▶ _TEXTAUSZUG_:

>>>>

Bild: Erinnerung an die Opfer des Hanauer Anschlags am 19. Februar 2023
In Franken, wo ich groß geworden bin, hier in Hanau, und überall gilt: Die
Ruhe der Toten ist zu respektieren, die Störung der Totenruhe ist eine
Straftat.
Am 19. Februar wird es [1][vier Jahre her sein,] dass unser Sohn, ein
fröhlicher, hilfsbereiter und bei Freunden wie Arbeitskollegen sehr
geschätzter junger Mann, mein Hamza, von einem rassistischen Mörder nur
deshalb ermordet wurde, weil dieser Rassist meinen Sohn und die anderen
acht Opfer für Untermenschen hielt, die man töten muss.

<<<<

▶ _ANGEZEIGTE DATEN_:
>>>>

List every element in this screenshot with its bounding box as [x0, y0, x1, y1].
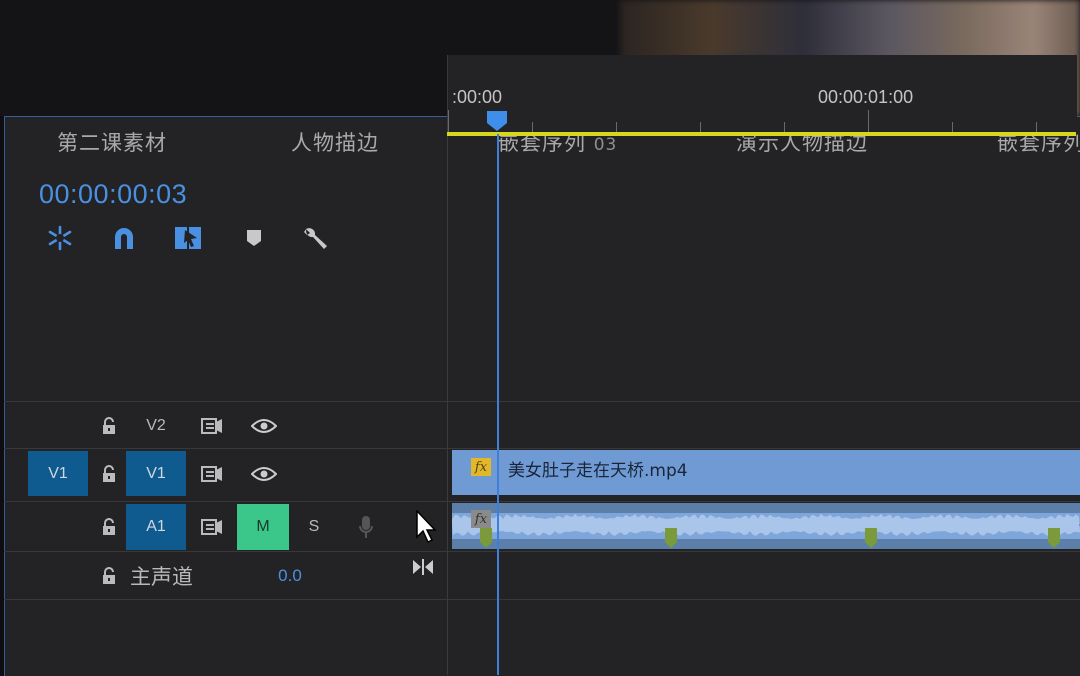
- collapse-track-icon[interactable]: [408, 552, 438, 582]
- magnet-link-icon[interactable]: [109, 223, 139, 253]
- ruler-tick: [784, 122, 785, 132]
- ruler-tick: [616, 122, 617, 132]
- audio-waveform: [452, 513, 1080, 539]
- snap-icon[interactable]: [45, 223, 75, 253]
- track-row-v2: V2: [4, 401, 1080, 449]
- playhead-handle[interactable]: [486, 110, 508, 132]
- time-ruler[interactable]: :00:00 00:00:01:00: [447, 55, 1077, 135]
- mute-button[interactable]: M: [237, 504, 289, 550]
- video-clip[interactable]: fx 美女肚子走在天桥.mp4: [452, 450, 1080, 495]
- playhead-line[interactable]: [497, 134, 499, 675]
- playhead-timecode[interactable]: 00:00:00:03: [39, 179, 187, 210]
- lock-icon[interactable]: [92, 402, 126, 449]
- marker-icon[interactable]: [239, 223, 269, 253]
- track-row-master: 主声道 0.0: [4, 551, 1080, 600]
- lock-icon[interactable]: [92, 552, 126, 599]
- track-label-v2[interactable]: V2: [126, 402, 186, 449]
- track-target-a1[interactable]: A1: [126, 504, 186, 550]
- sync-lock-icon[interactable]: [194, 449, 230, 498]
- sync-lock-icon[interactable]: [194, 402, 230, 449]
- work-area-bar[interactable]: [447, 132, 1076, 136]
- lock-icon[interactable]: [92, 449, 126, 498]
- track-target-v1[interactable]: V1: [126, 451, 186, 496]
- wrench-icon[interactable]: [301, 223, 331, 253]
- lock-icon[interactable]: [92, 502, 126, 552]
- clip-name: 美女肚子走在天桥.mp4: [508, 461, 688, 481]
- ruler-tick: [952, 122, 953, 132]
- ruler-tick: [532, 122, 533, 132]
- audio-clip[interactable]: fx: [452, 503, 1080, 549]
- sync-lock-icon[interactable]: [194, 502, 230, 552]
- tab-sequence-1[interactable]: 第二课素材: [57, 127, 167, 157]
- ruler-label-1s: 00:00:01:00: [818, 87, 914, 107]
- master-volume-value[interactable]: 0.0: [270, 552, 310, 599]
- eye-icon[interactable]: [244, 402, 284, 449]
- solo-button[interactable]: S: [296, 502, 332, 552]
- fx-badge[interactable]: fx: [471, 458, 491, 476]
- fx-badge[interactable]: fx: [471, 510, 491, 528]
- ruler-label-start: :00:00: [452, 87, 503, 107]
- microphone-icon[interactable]: [348, 502, 384, 552]
- source-patch-v1[interactable]: V1: [28, 451, 88, 496]
- ruler-tick: [1036, 122, 1037, 132]
- eye-icon[interactable]: [244, 449, 284, 498]
- master-track-label: 主声道: [130, 564, 193, 589]
- ruler-tick: [700, 122, 701, 132]
- linked-selection-icon[interactable]: [173, 223, 203, 253]
- ruler-tick: [868, 110, 869, 132]
- tab-sequence-2[interactable]: 人物描边: [291, 127, 379, 157]
- ruler-tick: [448, 110, 449, 132]
- mouse-cursor: [416, 509, 438, 544]
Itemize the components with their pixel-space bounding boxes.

<<<<

▶ _ZU ERLEDIGEN_:
1. Übertragen Sie aus dem Textauszug über den Hanauer Anschlag wortgetreu die Passage, die mit „Bild: Erinnerung an“ beginnt und sich bis „man töten muss.“ erstreckt.
2. Schreiben Sie den Textauszug über den Hanauer Anschlag im Anschluss an seinen letzten Satz weiter.

▶ _SCHRIFTLICHE ANTWORTEN_:
1.
Bild: Erinnerung an die Opfer des Hanauer Anschlags am 19. Februar 2023
In Franken, wo ich groß geworden bin, hier in Hanau, und überall gilt: Die
Ruhe der Toten ist zu respektieren, die Störung der Totenruhe ist eine
Straftat.
Am 19. Februar wird es [1][vier Jahre her sein,] dass unser Sohn, ein
fröhlicher, hilfsbereiter und bei Freunden wie Arbeitskollegen sehr
geschätzter junger Mann, mein Hamza, von einem rassistischen Mörder nur
deshalb ermordet wurde, weil dieser Rassist meinen Sohn und die anderen
acht Opfer für Untermenschen hielt, die man töten muss.

2.
Tausende Menschen, hier aus Hanau und von überall, in Deutschland und
international, haben ihre Anteilnahme und ihre Unterstützung bekundet. Das
war und das bleibt für unsere Familie unendlich wertvoll. Nicht selten,
wenn wir ans Grab kommen, liegen dort Blumen. Oder wildfremde Menschen
bekunden Anteilnahme als Menschen mit Mitgefühl, für das geraubte junge
Leben und auch für die Angehörigen. Das berührt sehr.
Unsere Trauer, unser Leid bleiben groß, weil es neben wunderbaren Menschen
aus Hanau und anderswo auch solche gibt, die eine ganz andere, eine eigene
Agenda verfolgen. Diese Agenda hat wenig bis nichts mit dem schrecklichen
Tod dieser jungen Menschen zu tun, sondern viel bis alles damit, die eigene
Haut zu retten, die eigene, schreckliche Verantwortung zu vertuschen.
In Deutschland holt man für jedwede öffentliche Bekundung an einem Grab
selbstverständlich das Einverständnis der Familie ein, bevor man dazu
Einladungen verschickt. Für den Oberbürgermeister von Hanau gilt das nicht.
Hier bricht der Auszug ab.